** START DATA SHOWN **

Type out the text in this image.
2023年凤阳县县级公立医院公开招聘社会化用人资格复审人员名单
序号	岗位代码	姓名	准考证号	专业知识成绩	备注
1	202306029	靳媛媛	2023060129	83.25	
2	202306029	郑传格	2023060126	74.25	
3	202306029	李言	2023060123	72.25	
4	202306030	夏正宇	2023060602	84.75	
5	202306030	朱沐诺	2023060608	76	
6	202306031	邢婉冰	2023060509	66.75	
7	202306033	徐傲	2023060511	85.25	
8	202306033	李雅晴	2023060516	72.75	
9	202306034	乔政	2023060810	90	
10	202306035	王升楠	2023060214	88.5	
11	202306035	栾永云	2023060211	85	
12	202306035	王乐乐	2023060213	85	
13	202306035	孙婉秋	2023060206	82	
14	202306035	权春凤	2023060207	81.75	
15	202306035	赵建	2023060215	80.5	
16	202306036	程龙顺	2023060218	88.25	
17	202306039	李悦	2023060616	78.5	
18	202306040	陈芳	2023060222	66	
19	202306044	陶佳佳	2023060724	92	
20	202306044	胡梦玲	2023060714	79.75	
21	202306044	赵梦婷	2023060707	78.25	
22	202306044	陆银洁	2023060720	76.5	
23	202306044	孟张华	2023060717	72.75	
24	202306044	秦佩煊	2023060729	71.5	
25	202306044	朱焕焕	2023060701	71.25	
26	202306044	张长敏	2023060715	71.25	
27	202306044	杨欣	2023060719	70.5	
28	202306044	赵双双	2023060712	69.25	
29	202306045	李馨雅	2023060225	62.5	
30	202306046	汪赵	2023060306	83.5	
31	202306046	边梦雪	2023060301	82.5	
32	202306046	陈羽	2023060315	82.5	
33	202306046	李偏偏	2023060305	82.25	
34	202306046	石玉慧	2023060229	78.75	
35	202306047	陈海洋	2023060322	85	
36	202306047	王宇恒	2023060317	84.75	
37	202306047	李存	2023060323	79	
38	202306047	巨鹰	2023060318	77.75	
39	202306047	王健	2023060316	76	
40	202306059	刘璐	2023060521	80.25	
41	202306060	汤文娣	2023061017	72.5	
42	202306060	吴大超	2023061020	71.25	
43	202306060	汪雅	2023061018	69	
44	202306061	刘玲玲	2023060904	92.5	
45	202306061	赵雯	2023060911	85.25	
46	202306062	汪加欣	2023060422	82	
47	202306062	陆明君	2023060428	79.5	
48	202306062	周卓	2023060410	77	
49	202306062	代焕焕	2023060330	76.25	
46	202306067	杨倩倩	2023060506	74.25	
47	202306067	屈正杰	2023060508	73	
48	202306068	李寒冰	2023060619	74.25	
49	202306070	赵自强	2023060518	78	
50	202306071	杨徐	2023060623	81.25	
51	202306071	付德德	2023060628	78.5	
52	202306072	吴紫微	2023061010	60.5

** END DATA SHOWN **

■ REQUEST
Please set down each line of the records exactly as given.

■ REPLY TO THE EXERCISE
Type out the text in this image.
2023年凤阳县县级公立医院公开招聘社会化用人资格复审人员名单
序号	岗位代码	姓名	准考证号	专业知识成绩	备注
1	202306029	靳媛媛	2023060129	83.25	
2	202306029	郑传格	2023060126	74.25	
3	202306029	李言	2023060123	72.25	
4	202306030	夏正宇	2023060602	84.75	
5	202306030	朱沐诺	2023060608	76	
6	202306031	邢婉冰	2023060509	66.75	
7	202306033	徐傲	2023060511	85.25	
8	202306033	李雅晴	2023060516	72.75	
9	202306034	乔政	2023060810	90	
10	202306035	王升楠	2023060214	88.5	
11	202306035	栾永云	2023060211	85	
12	202306035	王乐乐	2023060213	85	
13	202306035	孙婉秋	2023060206	82	
14	202306035	权春凤	2023060207	81.75	
15	202306035	赵建	2023060215	80.5	
16	202306036	程龙顺	2023060218	88.25	
17	202306039	李悦	2023060616	78.5	
18	202306040	陈芳	2023060222	66	
19	202306044	陶佳佳	2023060724	92	
20	202306044	胡梦玲	2023060714	79.75	
21	202306044	赵梦婷	2023060707	78.25	
22	202306044	陆银洁	2023060720	76.5	
23	202306044	孟张华	2023060717	72.75	
24	202306044	秦佩煊	2023060729	71.5	
25	202306044	朱焕焕	2023060701	71.25	
26	202306044	张长敏	2023060715	71.25	
27	202306044	杨欣	2023060719	70.5	
28	202306044	赵双双	2023060712	69.25	
29	202306045	李馨雅	2023060225	62.5	
30	202306046	汪赵	2023060306	83.5	
31	202306046	边梦雪	2023060301	82.5	
32	202306046	陈羽	2023060315	82.5	
33	202306046	李偏偏	2023060305	82.25	
34	202306046	石玉慧	2023060229	78.75	
35	202306047	陈海洋	2023060322	85	
36	202306047	王宇恒	2023060317	84.75	
37	202306047	李存	2023060323	79	
38	202306047	巨鹰	2023060318	77.75	
39	202306047	王健	2023060316	76	
40	202306059	刘璐	2023060521	80.25	
41	202306060	汤文娣	2023061017	72.5	
42	202306060	吴大超	2023061020	71.25	
43	202306060	汪雅	2023061018	69	
44	202306061	刘玲玲	2023060904	92.5	
45	202306061	赵雯	2023060911	85.25	
46	202306062	汪加欣	2023060422	82	
47	202306062	陆明君	2023060428	79.5	
48	202306062	周卓	2023060410	77	
49	202306062	代焕焕	2023060330	76.25	
46	202306067	杨倩倩	2023060506	74.25	
47	202306067	屈正杰	2023060508	73	
48	202306068	李寒冰	2023060619	74.25	
49	202306070	赵自强	2023060518	78	
50	202306071	杨徐	2023060623	81.25	
51	202306071	付德德	2023060628	78.5	
52	202306072	吴紫微	2023061010	60.5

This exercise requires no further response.